> What needs to be done:
Every line with the word "अदरक" in it should be extracted from the data that follows.

((

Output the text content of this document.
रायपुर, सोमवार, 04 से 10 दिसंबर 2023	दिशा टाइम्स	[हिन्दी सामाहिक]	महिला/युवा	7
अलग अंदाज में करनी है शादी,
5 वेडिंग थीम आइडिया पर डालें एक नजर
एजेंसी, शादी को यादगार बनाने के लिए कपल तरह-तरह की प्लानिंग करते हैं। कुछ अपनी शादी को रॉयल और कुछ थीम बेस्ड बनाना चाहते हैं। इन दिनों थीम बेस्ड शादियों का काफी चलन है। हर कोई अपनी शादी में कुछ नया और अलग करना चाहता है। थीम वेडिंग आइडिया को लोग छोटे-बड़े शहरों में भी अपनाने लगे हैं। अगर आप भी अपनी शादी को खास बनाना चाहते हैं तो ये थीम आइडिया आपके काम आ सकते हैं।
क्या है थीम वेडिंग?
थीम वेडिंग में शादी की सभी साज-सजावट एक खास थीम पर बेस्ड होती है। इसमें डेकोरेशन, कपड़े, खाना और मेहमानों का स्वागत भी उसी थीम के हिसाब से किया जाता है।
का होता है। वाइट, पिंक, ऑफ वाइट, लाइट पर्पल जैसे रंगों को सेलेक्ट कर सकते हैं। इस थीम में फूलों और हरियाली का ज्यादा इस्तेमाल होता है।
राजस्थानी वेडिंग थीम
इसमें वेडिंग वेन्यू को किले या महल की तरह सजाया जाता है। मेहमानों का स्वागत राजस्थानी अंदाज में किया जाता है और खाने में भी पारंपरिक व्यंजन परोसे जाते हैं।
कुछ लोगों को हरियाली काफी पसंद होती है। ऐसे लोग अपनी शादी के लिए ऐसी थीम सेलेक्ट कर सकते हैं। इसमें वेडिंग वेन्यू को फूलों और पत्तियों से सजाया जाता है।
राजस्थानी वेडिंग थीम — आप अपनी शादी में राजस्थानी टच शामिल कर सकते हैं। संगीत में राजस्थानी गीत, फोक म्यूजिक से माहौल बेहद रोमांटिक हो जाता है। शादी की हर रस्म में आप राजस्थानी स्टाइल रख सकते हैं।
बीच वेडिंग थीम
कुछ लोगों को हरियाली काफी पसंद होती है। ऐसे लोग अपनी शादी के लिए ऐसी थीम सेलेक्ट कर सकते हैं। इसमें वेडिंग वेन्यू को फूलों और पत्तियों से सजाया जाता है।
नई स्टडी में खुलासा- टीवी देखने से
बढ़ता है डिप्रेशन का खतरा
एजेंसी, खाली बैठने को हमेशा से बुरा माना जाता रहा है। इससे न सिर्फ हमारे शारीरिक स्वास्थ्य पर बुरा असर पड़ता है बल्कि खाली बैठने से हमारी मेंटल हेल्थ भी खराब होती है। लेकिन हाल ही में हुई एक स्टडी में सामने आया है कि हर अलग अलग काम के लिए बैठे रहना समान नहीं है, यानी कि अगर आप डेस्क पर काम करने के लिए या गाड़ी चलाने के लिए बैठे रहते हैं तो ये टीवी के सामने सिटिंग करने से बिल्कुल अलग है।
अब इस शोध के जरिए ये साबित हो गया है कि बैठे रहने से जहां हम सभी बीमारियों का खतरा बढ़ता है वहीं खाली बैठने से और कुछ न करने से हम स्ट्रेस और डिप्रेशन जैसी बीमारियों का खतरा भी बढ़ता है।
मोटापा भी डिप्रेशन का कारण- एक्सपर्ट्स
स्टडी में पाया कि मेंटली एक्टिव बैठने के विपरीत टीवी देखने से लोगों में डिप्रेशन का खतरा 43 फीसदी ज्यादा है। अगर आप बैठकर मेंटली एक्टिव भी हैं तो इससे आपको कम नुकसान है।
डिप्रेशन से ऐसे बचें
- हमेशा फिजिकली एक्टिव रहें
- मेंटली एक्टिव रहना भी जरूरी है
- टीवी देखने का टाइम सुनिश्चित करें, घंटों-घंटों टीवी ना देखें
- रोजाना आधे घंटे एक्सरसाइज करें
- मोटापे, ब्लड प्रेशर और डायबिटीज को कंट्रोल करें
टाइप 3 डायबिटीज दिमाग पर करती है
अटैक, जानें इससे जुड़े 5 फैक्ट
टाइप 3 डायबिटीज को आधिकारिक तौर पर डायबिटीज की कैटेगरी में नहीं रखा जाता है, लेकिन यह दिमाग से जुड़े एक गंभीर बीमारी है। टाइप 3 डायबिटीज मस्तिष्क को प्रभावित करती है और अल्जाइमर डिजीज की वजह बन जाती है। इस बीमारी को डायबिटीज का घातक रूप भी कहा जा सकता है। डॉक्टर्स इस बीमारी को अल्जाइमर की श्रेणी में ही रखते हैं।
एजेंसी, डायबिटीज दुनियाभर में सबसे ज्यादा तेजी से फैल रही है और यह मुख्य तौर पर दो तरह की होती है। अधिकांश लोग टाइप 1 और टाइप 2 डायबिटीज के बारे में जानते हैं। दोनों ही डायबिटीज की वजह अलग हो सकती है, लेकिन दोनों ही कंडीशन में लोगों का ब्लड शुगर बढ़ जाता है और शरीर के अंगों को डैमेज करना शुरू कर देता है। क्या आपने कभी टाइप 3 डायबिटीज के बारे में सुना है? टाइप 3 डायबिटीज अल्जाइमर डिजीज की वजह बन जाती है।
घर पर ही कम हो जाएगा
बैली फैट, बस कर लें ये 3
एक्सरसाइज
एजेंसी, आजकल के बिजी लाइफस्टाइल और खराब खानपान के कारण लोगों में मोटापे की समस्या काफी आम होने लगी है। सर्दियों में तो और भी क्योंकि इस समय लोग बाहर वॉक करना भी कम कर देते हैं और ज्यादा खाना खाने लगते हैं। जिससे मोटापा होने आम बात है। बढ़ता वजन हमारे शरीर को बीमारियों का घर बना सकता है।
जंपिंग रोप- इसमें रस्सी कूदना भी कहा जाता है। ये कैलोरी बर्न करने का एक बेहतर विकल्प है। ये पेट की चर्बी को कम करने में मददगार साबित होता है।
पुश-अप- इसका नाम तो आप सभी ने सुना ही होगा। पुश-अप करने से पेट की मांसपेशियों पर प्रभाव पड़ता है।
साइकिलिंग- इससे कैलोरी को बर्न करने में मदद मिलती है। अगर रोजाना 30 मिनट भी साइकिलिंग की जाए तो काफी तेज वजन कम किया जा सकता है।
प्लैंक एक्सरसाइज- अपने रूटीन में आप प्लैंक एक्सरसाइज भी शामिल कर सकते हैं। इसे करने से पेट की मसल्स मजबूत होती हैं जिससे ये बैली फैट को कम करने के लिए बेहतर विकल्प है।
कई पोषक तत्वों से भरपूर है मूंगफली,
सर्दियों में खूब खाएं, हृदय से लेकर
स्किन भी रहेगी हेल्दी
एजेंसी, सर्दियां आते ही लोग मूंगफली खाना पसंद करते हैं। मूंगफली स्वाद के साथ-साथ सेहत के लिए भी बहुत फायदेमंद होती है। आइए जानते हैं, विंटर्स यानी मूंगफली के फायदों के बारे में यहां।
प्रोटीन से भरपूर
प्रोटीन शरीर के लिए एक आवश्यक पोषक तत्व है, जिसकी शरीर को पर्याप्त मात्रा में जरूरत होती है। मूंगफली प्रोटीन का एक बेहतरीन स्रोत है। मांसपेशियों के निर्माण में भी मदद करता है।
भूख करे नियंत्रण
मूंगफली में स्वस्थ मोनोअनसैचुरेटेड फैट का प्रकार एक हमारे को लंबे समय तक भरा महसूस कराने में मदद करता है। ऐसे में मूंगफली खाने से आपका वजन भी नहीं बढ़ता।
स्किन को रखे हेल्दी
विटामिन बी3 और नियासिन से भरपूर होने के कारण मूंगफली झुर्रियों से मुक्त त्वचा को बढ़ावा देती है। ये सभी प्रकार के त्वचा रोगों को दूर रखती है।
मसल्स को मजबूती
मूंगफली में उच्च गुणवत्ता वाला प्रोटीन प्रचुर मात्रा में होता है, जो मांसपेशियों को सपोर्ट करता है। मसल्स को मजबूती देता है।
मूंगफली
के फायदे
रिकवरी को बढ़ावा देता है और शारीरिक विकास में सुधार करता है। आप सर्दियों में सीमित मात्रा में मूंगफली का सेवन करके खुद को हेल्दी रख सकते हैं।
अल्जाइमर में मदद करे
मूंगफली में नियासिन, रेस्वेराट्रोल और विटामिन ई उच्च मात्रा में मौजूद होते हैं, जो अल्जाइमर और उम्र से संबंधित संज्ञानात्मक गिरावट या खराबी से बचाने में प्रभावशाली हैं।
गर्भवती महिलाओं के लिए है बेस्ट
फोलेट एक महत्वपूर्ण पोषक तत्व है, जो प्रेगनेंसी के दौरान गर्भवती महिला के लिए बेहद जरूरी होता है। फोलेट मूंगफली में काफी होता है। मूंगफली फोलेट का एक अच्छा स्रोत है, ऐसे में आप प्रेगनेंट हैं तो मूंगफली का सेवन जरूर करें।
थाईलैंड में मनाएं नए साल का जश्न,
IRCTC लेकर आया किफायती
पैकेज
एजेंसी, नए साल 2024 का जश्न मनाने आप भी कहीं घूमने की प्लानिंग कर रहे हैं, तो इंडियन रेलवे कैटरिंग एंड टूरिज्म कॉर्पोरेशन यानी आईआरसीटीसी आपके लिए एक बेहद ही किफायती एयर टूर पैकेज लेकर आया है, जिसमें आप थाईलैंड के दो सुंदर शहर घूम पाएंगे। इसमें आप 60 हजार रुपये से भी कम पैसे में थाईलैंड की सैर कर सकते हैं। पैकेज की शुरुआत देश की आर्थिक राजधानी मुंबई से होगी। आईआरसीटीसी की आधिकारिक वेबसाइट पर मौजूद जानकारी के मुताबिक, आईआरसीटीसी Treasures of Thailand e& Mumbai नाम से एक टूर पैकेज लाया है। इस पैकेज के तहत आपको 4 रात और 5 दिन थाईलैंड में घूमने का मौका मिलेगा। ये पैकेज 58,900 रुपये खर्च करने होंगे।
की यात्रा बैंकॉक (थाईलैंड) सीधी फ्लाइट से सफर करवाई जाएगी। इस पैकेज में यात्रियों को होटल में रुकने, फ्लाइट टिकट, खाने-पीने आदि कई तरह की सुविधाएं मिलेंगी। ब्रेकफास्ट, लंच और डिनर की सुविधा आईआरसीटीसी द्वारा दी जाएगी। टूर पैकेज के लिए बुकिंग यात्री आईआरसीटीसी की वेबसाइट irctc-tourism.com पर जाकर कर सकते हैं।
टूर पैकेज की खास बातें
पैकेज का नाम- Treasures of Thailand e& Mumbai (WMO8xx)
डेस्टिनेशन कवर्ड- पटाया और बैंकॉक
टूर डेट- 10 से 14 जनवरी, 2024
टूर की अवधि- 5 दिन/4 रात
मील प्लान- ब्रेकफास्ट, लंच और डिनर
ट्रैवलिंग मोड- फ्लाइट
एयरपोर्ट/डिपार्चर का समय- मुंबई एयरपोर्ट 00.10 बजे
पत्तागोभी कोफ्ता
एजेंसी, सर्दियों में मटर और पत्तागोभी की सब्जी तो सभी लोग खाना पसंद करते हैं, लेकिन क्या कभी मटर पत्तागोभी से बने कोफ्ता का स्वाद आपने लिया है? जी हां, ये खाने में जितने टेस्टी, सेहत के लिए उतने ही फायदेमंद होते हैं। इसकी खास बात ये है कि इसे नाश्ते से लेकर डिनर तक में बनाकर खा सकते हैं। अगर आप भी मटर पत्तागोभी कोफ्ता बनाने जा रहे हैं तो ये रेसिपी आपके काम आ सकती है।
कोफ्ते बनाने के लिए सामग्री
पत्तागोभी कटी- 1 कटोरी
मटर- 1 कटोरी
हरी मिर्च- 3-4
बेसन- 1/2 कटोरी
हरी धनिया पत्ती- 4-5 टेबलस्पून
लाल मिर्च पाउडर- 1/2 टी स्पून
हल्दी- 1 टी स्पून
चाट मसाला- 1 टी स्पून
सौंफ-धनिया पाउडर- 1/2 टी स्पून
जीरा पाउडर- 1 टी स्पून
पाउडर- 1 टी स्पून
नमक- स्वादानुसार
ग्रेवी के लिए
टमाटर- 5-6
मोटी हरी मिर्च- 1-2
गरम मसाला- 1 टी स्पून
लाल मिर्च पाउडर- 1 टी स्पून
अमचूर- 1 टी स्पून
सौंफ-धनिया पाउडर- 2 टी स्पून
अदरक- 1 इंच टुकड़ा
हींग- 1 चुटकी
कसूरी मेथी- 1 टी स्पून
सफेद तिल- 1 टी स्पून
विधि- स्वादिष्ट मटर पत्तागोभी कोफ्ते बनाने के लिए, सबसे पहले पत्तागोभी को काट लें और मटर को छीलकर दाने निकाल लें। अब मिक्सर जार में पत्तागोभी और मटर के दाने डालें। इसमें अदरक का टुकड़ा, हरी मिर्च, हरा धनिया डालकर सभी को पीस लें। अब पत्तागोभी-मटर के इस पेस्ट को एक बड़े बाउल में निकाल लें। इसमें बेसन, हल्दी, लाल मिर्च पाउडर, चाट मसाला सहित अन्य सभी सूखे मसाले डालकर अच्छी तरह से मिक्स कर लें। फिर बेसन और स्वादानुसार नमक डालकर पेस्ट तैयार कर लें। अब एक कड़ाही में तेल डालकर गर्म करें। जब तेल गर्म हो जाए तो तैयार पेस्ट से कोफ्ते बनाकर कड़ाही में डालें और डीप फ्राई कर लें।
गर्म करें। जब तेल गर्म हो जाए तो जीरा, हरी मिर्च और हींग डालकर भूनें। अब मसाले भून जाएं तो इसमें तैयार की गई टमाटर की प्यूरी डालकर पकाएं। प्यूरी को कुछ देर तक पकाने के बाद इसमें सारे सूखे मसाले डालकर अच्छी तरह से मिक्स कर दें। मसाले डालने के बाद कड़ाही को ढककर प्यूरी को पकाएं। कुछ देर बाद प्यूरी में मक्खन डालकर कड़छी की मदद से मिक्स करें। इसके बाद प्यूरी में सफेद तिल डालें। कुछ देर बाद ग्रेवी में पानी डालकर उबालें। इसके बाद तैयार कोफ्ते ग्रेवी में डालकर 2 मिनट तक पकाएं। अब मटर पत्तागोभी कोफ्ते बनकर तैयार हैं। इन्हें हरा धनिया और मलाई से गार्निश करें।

))

> Reply to the task:
अदरक- 1 इंच टुकड़ा
विधि- स्वादिष्ट मटर पत्तागोभी कोफ्ते बनाने के लिए, सबसे पहले पत्तागोभी को काट लें और मटर को छीलकर दाने निकाल लें। अब मिक्सर जार में पत्तागोभी और मटर के दाने डालें। इसमें अदरक का टुकड़ा, हरी मिर्च, हरा धनिया डालकर सभी को पीस लें। अब पत्तागोभी-मटर के इस पेस्ट को एक बड़े बाउल में निकाल लें। इसमें बेसन, हल्दी, लाल मिर्च पाउडर, चाट मसाला सहित अन्य सभी सूखे मसाले डालकर अच्छी तरह से मिक्स कर लें। फिर बेसन और स्वादानुसार नमक डालकर पेस्ट तैयार कर लें। अब एक कड़ाही में तेल डालकर गर्म करें। जब तेल गर्म हो जाए तो तैयार पेस्ट से कोफ्ते बनाकर कड़ाही में डालें और डीप फ्राई कर लें।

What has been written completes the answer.